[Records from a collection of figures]
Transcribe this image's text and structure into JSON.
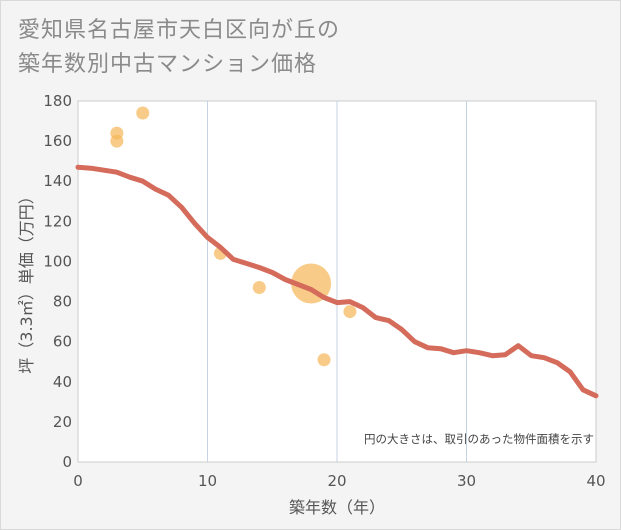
{
  "title_lines": [
    "愛知県名古屋市天白区向が丘の",
    "築年数別中古マンション価格"
  ],
  "chart_data": {
    "type": "scatter+line",
    "xlabel": "築年数（年）",
    "ylabel": "坪（3.3㎡）単価（万円）",
    "xlim": [
      0,
      40
    ],
    "ylim": [
      0,
      180
    ],
    "x_ticks": [
      0,
      10,
      20,
      30,
      40
    ],
    "y_ticks": [
      0,
      20,
      40,
      60,
      80,
      100,
      120,
      140,
      160,
      180
    ],
    "note": "円の大きさは、取引のあった物件面積を示す",
    "line_color": "#d46b5b",
    "bubble_color": "#f5b95a",
    "trend": {
      "x": [
        0,
        1,
        2,
        3,
        4,
        5,
        6,
        7,
        8,
        9,
        10,
        11,
        12,
        13,
        14,
        15,
        16,
        17,
        18,
        19,
        20,
        21,
        22,
        23,
        24,
        25,
        26,
        27,
        28,
        29,
        30,
        31,
        32,
        33,
        34,
        35,
        36,
        37,
        38,
        39,
        40
      ],
      "y": [
        147,
        146.5,
        145.5,
        144.5,
        142,
        140,
        136,
        133,
        127,
        119,
        112,
        107,
        101,
        99,
        97,
        94.5,
        91,
        88.5,
        86,
        82,
        79.5,
        80,
        77,
        72,
        70.5,
        66,
        60,
        57,
        56.5,
        54.5,
        55.5,
        54.5,
        53,
        53.5,
        58,
        53,
        52,
        49.5,
        45,
        36,
        33
      ]
    },
    "bubbles": [
      {
        "x": 3,
        "y": 164,
        "size": "small"
      },
      {
        "x": 3,
        "y": 160,
        "size": "small"
      },
      {
        "x": 5,
        "y": 174,
        "size": "small"
      },
      {
        "x": 11,
        "y": 104,
        "size": "small"
      },
      {
        "x": 14,
        "y": 87,
        "size": "small"
      },
      {
        "x": 18,
        "y": 89,
        "size": "large"
      },
      {
        "x": 21,
        "y": 75,
        "size": "small"
      },
      {
        "x": 19,
        "y": 51,
        "size": "small"
      }
    ]
  }
}
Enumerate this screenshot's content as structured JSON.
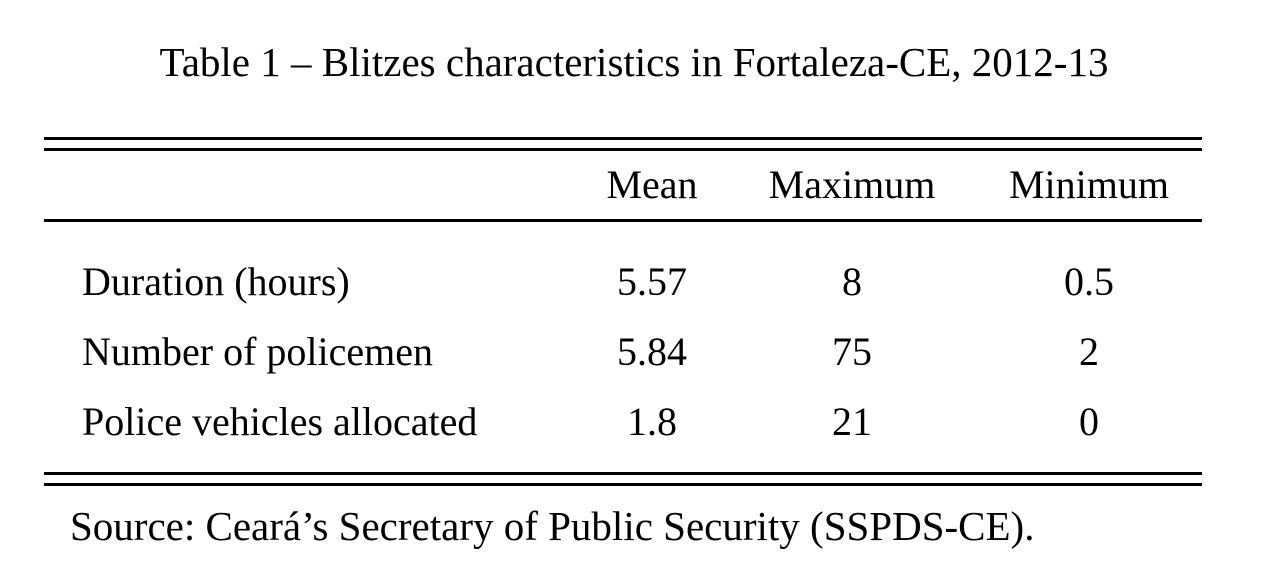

Exercise directions
Which lines above contain "JSON"? Show each of them.

Output below
Transcribe this image's text and structure into JSON.
Enumerate this screenshot's content as structured JSON.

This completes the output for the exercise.